▶ _BRIEF_
Copy every line from the data below in which the string "chain" can be found.

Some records

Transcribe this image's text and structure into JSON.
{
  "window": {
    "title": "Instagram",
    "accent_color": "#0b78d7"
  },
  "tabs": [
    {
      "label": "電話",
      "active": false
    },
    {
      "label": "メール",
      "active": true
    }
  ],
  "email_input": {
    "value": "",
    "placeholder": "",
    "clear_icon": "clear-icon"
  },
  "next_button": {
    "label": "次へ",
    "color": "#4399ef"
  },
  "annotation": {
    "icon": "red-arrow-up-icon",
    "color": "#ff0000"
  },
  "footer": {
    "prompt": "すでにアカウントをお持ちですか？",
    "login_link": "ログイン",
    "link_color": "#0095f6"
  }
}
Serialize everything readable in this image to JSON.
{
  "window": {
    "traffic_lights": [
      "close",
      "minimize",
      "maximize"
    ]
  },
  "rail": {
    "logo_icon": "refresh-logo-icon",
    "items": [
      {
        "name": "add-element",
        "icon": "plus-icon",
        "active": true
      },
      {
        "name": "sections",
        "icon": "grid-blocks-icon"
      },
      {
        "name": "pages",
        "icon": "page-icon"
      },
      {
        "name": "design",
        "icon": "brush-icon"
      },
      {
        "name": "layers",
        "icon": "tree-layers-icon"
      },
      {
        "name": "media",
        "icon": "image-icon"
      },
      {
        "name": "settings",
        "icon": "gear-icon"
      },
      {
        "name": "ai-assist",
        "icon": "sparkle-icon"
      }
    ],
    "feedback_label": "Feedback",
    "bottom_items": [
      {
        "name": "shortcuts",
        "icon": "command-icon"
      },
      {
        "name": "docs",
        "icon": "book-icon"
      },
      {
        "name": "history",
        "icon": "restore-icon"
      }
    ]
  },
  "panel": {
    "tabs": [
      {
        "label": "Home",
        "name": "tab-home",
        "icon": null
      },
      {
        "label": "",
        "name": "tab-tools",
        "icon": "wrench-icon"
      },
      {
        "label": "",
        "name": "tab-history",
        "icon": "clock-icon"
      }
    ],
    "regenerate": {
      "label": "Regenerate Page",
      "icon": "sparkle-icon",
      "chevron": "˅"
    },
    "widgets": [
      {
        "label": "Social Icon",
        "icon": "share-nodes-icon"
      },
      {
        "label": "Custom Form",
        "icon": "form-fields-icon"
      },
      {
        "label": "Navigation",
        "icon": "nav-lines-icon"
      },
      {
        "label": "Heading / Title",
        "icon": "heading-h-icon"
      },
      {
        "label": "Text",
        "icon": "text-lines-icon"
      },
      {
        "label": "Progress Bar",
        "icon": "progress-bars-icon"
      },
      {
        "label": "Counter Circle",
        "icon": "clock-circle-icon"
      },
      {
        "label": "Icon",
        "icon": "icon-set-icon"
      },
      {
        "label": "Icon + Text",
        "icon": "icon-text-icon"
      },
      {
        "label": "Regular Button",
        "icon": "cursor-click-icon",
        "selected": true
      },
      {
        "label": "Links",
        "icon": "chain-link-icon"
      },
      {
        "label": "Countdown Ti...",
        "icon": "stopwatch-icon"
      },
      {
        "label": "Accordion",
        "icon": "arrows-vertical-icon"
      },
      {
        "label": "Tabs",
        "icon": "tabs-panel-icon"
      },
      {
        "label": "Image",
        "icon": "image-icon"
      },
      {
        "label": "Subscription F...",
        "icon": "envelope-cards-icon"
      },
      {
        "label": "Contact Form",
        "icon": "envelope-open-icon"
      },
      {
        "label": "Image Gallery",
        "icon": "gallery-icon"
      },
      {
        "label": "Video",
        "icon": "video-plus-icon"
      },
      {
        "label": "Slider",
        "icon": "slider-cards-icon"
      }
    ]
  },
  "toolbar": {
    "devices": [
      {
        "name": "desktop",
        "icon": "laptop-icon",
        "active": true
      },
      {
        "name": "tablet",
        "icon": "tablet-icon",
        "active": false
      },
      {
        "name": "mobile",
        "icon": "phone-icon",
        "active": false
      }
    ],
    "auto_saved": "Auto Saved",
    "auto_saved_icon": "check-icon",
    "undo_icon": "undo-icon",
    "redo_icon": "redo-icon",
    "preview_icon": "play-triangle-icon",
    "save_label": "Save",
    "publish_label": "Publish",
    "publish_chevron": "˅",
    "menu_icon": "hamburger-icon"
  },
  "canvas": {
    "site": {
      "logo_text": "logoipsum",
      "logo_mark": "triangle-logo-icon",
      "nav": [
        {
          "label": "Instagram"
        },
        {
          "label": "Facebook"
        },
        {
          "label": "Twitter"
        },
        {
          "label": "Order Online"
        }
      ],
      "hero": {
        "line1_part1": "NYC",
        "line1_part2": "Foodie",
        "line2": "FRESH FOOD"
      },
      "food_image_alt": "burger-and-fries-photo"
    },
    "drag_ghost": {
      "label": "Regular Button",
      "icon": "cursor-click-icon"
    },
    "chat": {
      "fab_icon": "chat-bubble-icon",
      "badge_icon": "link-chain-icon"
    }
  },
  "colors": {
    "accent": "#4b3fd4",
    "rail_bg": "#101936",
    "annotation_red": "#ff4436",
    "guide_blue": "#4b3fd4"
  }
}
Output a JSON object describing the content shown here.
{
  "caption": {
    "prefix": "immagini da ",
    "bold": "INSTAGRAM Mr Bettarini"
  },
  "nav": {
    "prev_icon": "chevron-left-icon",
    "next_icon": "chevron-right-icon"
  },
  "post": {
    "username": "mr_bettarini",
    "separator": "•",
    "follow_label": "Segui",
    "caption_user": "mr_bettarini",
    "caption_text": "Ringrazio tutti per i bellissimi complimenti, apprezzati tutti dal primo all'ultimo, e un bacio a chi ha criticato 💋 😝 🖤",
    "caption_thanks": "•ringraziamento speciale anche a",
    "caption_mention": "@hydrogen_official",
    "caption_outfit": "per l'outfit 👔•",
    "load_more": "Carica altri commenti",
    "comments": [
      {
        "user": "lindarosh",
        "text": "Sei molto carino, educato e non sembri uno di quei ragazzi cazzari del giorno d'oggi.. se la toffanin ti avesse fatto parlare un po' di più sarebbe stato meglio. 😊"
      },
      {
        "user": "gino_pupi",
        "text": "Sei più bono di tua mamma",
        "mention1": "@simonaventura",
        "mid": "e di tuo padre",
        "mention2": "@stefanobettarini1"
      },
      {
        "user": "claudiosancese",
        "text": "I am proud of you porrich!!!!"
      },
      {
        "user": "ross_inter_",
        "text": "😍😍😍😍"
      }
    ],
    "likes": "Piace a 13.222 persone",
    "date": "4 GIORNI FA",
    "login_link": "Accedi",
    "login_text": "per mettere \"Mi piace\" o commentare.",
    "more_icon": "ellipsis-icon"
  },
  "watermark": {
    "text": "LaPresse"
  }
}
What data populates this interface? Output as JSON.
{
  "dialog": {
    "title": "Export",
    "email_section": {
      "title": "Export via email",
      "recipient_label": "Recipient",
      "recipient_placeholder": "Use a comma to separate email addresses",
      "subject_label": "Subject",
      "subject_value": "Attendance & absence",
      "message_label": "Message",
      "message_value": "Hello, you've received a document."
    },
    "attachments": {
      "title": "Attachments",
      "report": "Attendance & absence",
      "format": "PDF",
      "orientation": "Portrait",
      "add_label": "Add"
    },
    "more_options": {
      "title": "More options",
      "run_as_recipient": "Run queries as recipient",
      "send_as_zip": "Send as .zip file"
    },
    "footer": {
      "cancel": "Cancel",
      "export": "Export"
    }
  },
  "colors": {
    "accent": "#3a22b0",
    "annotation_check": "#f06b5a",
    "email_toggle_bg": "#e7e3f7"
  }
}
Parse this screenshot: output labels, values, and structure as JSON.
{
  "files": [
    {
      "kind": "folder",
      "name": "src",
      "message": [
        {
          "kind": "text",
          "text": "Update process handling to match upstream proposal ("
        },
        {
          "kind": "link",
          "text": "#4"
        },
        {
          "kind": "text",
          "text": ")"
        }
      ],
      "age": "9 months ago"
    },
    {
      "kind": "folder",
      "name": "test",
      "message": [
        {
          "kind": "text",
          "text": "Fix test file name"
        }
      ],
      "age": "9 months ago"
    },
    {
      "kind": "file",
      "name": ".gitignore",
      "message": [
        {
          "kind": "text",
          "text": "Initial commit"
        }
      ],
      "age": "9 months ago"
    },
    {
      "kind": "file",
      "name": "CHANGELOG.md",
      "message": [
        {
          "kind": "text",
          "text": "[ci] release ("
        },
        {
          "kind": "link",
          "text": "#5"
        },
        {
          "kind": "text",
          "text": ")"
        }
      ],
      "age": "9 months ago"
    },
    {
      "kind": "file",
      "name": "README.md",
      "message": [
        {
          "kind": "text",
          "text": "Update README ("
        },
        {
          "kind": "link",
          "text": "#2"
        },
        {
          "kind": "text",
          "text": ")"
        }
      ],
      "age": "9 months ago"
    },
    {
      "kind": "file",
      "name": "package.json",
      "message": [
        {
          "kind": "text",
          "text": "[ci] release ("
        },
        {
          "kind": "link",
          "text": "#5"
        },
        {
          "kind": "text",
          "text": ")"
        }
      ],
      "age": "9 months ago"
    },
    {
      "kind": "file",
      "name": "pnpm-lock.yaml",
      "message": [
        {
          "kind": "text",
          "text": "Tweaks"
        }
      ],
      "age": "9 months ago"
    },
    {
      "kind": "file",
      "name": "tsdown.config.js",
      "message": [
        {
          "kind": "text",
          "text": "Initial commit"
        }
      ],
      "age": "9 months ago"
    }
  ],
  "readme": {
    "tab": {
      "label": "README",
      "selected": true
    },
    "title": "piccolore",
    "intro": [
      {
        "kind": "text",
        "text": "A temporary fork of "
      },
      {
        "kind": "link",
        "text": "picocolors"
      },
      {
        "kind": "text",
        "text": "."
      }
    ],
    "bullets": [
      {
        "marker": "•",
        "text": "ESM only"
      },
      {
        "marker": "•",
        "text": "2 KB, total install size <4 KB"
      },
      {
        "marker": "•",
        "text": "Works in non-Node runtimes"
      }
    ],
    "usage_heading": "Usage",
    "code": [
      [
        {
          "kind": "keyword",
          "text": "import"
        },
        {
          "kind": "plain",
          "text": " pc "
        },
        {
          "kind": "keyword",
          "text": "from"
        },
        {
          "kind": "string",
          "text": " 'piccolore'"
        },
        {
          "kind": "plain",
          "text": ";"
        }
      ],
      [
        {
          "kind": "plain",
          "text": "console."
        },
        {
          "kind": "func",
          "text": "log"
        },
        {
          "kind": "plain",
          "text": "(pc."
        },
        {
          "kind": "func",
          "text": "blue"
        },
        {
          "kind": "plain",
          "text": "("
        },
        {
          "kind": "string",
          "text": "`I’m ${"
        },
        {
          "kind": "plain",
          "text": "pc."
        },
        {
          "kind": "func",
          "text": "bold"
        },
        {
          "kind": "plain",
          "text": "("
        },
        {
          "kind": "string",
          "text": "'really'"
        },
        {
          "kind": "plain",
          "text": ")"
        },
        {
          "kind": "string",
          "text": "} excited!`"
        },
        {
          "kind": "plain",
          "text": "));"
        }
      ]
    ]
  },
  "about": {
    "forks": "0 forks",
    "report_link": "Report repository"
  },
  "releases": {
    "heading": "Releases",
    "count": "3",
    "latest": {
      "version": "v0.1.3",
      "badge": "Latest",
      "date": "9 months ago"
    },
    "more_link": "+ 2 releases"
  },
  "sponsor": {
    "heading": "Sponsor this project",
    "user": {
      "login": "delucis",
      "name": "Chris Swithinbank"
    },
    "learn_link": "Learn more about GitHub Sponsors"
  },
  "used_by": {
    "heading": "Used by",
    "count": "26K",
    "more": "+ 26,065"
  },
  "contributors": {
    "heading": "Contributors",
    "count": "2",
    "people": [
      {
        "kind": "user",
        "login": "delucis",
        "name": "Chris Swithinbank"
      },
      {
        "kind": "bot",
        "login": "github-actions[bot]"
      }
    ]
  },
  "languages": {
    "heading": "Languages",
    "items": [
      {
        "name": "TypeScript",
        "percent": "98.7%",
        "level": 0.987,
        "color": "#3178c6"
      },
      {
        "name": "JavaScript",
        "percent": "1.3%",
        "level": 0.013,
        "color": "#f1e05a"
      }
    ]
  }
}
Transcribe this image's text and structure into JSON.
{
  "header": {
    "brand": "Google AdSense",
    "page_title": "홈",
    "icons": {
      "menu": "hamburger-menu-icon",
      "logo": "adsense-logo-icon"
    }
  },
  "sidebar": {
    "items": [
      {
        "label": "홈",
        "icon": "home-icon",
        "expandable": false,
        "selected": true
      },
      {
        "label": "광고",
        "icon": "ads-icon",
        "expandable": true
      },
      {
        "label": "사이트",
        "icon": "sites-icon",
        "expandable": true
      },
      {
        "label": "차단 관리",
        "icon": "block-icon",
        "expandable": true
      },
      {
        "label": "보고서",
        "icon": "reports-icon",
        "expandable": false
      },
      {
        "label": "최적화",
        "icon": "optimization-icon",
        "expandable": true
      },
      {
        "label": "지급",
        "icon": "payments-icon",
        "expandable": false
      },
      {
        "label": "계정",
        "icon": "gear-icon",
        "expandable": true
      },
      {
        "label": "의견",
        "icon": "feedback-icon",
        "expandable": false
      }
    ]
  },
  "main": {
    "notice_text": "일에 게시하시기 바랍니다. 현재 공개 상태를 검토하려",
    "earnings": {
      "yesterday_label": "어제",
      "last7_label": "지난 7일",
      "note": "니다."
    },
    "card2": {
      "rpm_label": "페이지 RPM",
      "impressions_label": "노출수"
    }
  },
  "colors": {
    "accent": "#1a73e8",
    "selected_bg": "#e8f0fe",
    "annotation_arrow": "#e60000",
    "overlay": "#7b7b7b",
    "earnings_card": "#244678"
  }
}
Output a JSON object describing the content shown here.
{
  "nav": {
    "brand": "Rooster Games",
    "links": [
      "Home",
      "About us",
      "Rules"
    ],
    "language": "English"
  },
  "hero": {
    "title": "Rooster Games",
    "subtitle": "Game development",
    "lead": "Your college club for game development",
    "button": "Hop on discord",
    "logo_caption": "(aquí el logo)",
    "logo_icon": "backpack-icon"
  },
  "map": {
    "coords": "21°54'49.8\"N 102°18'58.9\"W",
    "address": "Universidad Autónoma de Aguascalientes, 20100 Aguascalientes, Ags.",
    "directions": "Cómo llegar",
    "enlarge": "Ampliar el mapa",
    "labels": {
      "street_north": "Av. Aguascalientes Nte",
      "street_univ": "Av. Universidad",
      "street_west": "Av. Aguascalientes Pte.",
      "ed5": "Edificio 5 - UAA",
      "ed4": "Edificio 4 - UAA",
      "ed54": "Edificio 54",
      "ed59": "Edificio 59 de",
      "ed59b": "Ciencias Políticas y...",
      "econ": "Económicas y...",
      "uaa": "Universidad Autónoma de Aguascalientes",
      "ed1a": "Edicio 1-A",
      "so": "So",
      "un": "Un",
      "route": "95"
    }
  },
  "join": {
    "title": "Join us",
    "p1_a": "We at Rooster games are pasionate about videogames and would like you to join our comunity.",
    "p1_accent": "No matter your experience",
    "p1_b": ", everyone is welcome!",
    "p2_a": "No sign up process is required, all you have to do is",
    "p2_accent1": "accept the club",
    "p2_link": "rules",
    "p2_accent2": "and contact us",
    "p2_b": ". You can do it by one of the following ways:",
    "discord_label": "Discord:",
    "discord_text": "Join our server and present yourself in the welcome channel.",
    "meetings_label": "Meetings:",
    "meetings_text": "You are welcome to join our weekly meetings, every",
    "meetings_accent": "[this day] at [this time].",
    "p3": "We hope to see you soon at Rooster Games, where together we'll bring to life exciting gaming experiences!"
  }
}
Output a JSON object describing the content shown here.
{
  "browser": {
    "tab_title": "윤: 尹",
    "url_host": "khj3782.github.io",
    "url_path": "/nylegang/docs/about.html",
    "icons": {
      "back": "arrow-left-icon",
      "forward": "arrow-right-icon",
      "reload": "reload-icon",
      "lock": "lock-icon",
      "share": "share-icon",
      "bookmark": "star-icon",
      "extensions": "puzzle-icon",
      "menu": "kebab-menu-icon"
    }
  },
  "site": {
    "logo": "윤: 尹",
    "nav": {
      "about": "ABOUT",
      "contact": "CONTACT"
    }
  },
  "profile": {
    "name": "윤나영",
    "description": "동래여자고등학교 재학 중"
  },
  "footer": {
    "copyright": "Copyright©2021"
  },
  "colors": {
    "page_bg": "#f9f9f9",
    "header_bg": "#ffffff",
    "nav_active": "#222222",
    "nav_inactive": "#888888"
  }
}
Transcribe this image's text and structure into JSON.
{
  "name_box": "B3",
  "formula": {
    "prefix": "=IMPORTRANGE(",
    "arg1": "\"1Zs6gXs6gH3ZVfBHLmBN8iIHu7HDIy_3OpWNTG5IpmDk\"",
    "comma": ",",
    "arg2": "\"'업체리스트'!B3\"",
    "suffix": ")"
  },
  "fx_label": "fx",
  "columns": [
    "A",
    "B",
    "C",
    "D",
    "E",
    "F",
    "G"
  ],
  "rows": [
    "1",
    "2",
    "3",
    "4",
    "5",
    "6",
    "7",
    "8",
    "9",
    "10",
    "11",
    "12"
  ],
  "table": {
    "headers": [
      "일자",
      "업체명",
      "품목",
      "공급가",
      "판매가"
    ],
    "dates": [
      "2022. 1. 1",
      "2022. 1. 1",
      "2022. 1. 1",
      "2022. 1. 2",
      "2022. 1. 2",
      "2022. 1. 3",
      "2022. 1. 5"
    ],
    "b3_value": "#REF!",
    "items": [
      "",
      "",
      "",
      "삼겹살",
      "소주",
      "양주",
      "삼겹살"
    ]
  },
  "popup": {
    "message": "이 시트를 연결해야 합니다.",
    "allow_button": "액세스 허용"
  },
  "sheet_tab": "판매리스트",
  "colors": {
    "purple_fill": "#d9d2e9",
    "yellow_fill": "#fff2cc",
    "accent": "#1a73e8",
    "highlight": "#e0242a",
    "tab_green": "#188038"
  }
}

▶ _COMPLETE OUTPUT_
        "icon": "chain-link-icon"
      "badge_icon": "link-chain-icon"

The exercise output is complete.